begin RECORDS SUPPLIED
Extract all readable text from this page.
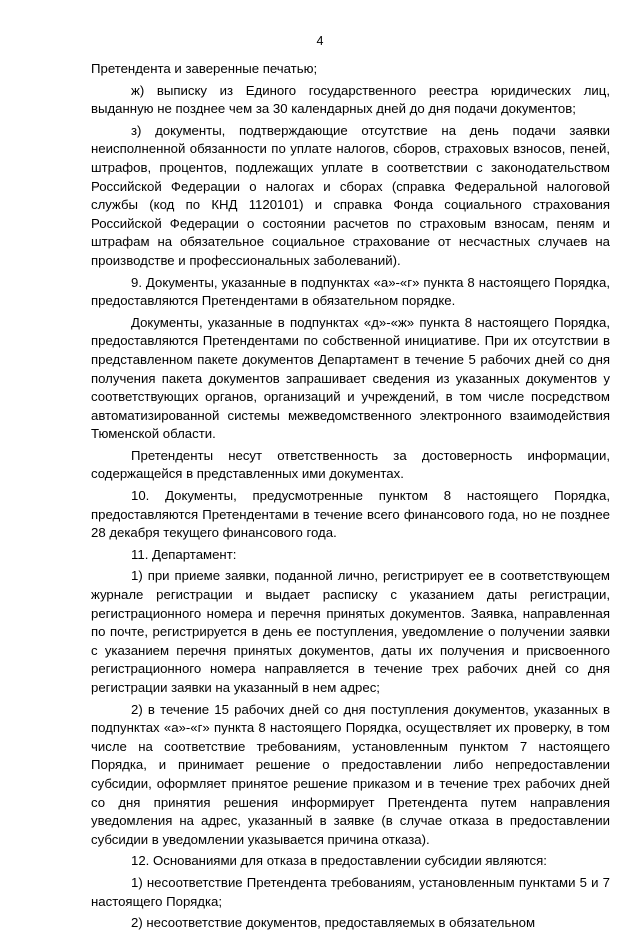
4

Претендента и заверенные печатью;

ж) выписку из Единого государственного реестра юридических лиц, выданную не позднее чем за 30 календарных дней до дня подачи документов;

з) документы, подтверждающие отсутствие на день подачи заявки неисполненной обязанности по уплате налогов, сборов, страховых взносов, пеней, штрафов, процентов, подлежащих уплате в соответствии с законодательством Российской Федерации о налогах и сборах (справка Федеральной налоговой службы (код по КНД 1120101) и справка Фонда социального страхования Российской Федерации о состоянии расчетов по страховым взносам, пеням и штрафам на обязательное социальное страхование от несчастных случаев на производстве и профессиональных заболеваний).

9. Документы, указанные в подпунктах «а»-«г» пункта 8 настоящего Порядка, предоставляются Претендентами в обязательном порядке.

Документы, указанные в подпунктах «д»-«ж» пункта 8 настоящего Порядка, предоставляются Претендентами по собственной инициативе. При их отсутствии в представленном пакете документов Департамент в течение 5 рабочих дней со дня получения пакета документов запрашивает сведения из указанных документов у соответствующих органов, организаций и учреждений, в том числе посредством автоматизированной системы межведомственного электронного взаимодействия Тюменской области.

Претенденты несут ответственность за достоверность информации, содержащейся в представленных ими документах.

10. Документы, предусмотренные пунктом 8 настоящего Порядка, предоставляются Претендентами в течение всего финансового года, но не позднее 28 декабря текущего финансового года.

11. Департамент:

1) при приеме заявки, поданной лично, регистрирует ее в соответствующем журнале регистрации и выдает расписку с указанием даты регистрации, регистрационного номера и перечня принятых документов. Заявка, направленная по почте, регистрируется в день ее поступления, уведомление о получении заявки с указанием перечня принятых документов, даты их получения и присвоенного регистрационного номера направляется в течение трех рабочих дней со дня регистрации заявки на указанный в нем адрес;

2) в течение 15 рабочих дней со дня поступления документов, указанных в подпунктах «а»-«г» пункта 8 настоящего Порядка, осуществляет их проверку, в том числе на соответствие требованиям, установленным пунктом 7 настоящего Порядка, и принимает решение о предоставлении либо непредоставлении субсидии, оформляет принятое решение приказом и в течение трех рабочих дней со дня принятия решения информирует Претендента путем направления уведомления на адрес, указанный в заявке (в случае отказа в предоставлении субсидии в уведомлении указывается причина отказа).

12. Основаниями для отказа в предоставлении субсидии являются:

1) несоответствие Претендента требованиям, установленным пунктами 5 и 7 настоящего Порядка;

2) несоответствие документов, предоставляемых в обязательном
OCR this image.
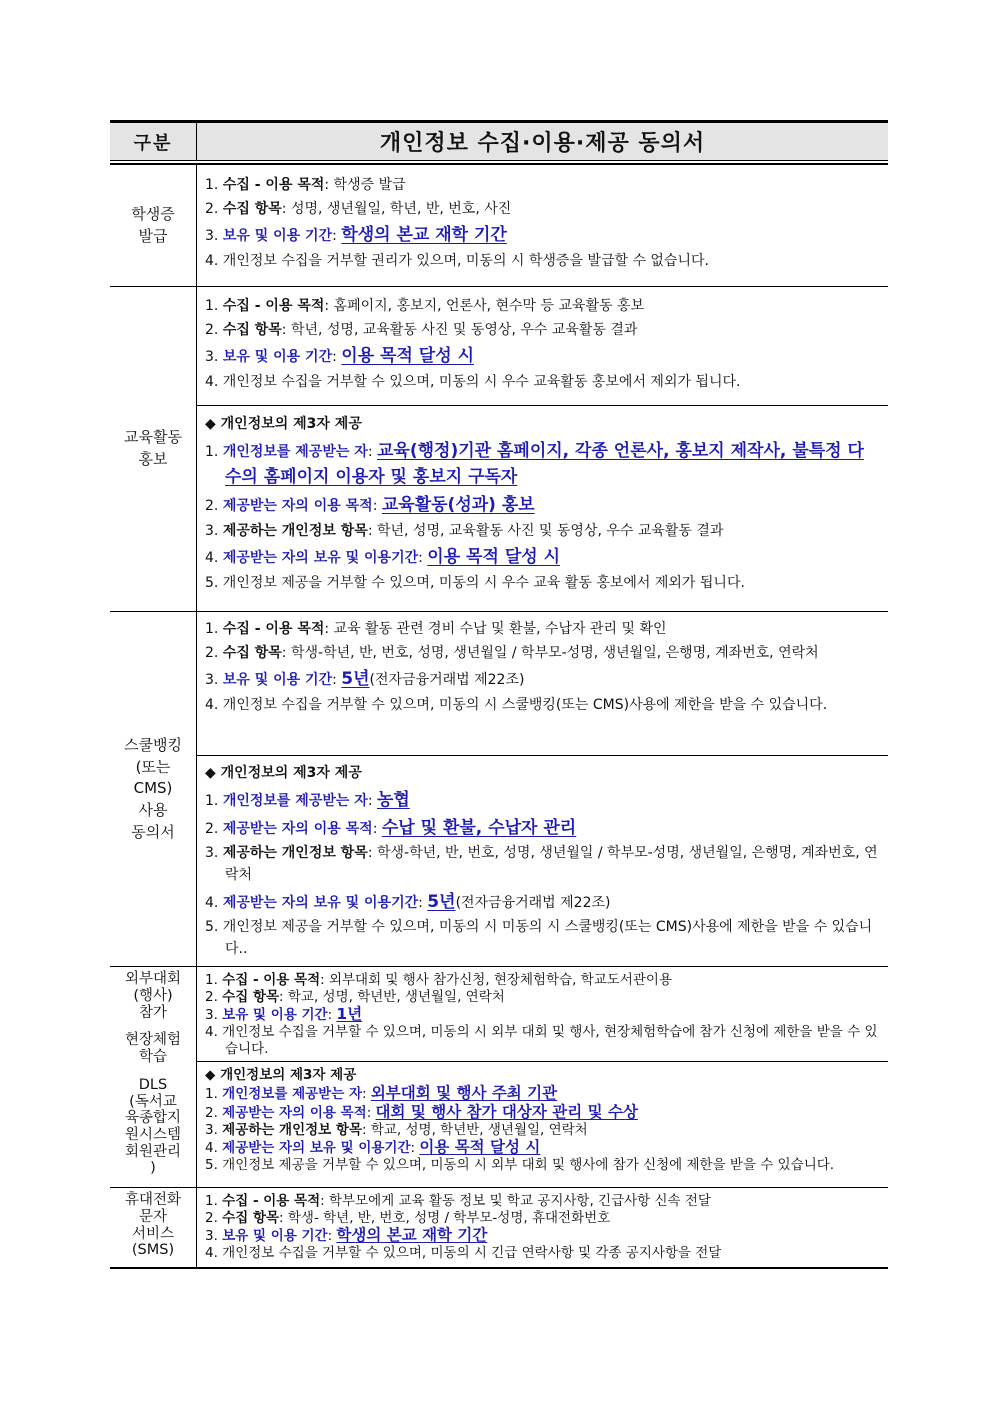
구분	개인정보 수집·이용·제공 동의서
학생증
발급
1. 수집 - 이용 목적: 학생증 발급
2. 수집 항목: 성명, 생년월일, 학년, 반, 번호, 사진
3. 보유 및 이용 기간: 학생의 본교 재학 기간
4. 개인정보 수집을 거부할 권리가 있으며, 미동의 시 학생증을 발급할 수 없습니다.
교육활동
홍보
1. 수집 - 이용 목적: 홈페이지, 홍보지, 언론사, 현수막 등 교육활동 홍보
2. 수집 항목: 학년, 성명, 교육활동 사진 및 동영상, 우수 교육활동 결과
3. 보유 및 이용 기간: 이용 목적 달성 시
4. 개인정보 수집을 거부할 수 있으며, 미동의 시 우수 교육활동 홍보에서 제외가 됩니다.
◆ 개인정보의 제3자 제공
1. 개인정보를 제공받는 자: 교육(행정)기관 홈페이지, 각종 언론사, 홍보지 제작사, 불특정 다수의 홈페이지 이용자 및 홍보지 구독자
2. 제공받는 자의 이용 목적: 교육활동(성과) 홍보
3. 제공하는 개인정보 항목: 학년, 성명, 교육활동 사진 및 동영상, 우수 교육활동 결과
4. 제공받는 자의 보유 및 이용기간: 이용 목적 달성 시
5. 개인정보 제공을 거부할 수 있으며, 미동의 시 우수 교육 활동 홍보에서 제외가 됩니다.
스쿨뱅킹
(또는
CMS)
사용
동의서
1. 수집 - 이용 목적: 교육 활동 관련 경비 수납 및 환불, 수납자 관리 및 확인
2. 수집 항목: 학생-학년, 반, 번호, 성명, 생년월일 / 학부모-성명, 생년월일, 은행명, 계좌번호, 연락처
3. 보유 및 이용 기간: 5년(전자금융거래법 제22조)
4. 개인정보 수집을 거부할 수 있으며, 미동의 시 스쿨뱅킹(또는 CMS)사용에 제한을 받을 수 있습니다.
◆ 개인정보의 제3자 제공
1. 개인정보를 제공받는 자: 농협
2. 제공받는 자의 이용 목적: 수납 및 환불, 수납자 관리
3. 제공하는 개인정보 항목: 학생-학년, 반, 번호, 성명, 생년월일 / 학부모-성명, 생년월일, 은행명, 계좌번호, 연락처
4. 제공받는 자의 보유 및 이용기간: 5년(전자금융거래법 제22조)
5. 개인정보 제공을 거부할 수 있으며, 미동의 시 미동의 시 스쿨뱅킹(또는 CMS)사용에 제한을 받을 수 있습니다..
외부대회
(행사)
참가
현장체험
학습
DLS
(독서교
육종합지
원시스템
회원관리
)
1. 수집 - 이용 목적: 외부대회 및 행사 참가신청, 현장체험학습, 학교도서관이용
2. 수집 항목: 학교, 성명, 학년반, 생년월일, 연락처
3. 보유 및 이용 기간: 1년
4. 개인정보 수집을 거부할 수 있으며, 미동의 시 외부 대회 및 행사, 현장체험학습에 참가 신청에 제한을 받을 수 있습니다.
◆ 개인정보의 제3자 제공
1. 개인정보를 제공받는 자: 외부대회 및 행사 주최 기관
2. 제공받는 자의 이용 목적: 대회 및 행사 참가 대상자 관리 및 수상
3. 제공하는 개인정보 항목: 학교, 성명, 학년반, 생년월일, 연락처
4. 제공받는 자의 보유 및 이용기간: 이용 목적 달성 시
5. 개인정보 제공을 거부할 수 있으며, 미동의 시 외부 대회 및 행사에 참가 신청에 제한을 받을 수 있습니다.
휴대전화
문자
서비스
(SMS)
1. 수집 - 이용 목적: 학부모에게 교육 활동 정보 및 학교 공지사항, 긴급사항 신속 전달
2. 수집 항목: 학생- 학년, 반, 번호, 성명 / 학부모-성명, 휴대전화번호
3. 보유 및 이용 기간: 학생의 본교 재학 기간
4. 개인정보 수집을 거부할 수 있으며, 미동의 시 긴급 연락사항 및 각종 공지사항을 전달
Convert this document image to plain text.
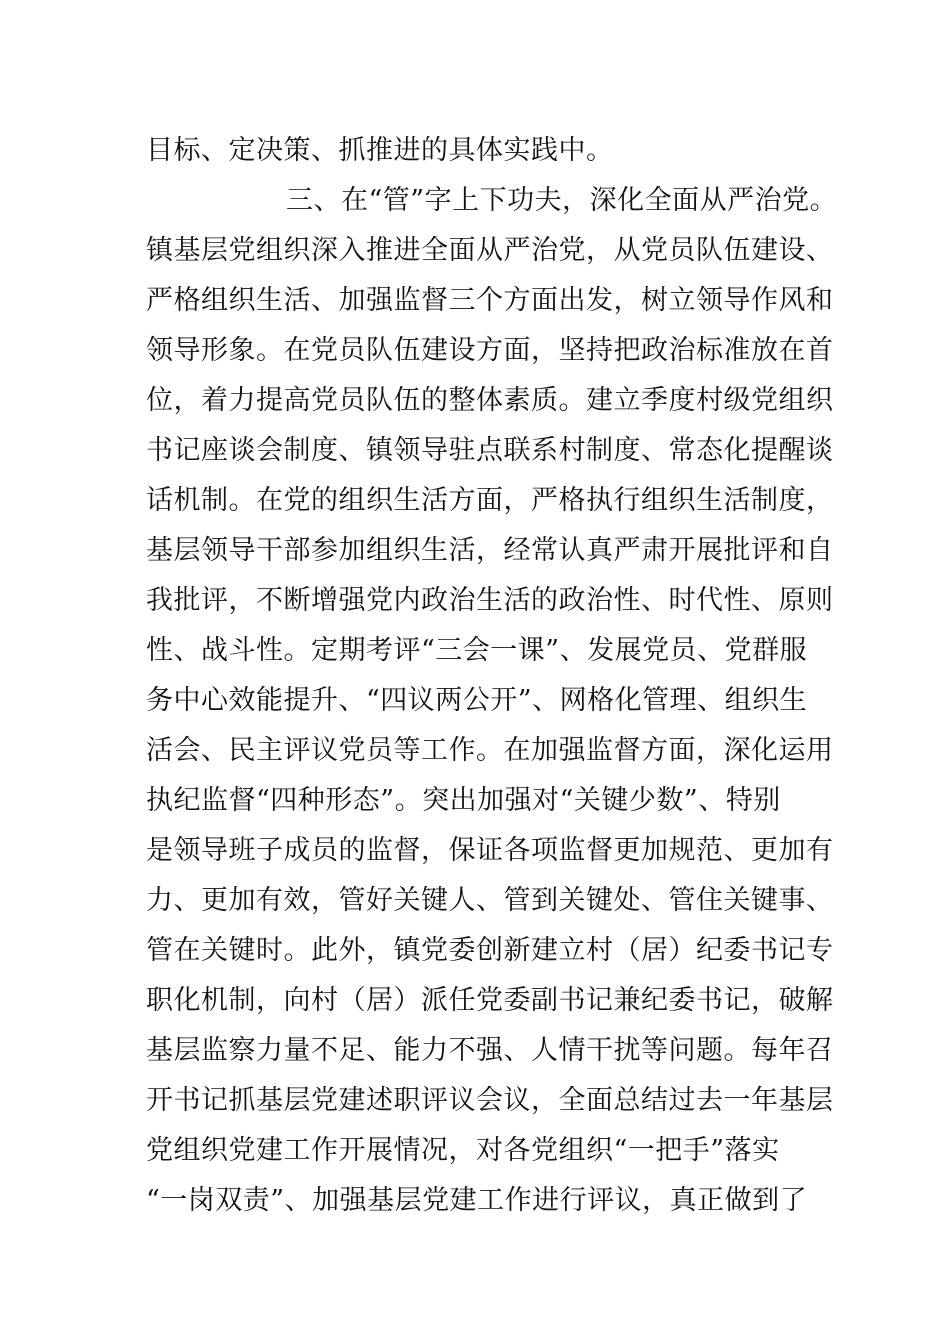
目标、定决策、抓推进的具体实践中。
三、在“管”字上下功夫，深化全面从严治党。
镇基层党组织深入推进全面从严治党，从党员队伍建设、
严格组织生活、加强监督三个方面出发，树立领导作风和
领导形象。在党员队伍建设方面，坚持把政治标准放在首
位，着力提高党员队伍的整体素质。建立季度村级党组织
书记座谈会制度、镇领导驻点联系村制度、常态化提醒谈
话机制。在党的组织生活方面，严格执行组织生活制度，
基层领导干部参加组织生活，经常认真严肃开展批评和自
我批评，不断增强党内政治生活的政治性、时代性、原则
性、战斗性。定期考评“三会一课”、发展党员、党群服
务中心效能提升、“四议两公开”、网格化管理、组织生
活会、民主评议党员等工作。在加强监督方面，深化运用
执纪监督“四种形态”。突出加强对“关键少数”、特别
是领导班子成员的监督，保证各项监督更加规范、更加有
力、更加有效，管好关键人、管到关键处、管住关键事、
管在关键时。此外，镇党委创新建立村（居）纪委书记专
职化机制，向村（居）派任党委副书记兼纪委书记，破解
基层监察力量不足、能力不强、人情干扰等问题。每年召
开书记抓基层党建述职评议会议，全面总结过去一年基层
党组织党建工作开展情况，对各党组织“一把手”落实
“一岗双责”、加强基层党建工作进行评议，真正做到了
end RECORDS SUPPLIED
TASK DETAILS: Identify all lines where the word "제공받는" shows up. Copy them.

EXERCISE ANSWER:
1. 개인정보를 제공받는 자: 교육(행정)기관 홈페이지, 각종 언론사, 홍보지 제작사, 불특정 다수의 홈페이지 이용자 및 홍보지 구독자
2. 제공받는 자의 이용 목적: 교육활동(성과) 홍보
4. 제공받는 자의 보유 및 이용기간: 이용 목적 달성 시
1. 개인정보를 제공받는 자: 농협
2. 제공받는 자의 이용 목적: 수납 및 환불, 수납자 관리
4. 제공받는 자의 보유 및 이용기간: 5년(전자금융거래법 제22조)
1. 개인정보를 제공받는 자: 외부대회 및 행사 주최 기관
2. 제공받는 자의 이용 목적: 대회 및 행사 참가 대상자 관리 및 수상
4. 제공받는 자의 보유 및 이용기간: 이용 목적 달성 시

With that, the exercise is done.